- STATED GOAL
Extract the complete listing and output it unchanged.

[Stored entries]

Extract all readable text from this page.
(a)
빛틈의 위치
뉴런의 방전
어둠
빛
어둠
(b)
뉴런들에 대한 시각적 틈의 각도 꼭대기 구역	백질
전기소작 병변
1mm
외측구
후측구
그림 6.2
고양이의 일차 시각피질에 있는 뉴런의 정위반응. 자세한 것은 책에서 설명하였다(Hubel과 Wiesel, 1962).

- SOLUTION FOR THIS PROBLEM
Extract all readable text from this page.
(a)
빛틈의 위치
뉴런의 방전
어둠
빛
어둠
(b)
뉴런들에 대한 시각적 틈의 각도 꼭대기 구역	백질
전기소작 병변
1mm
외측구
후측구
그림 6.2
고양이의 일차 시각피질에 있는 뉴런의 정위반응. 자세한 것은 책에서 설명하였다(Hubel과 Wiesel, 1962).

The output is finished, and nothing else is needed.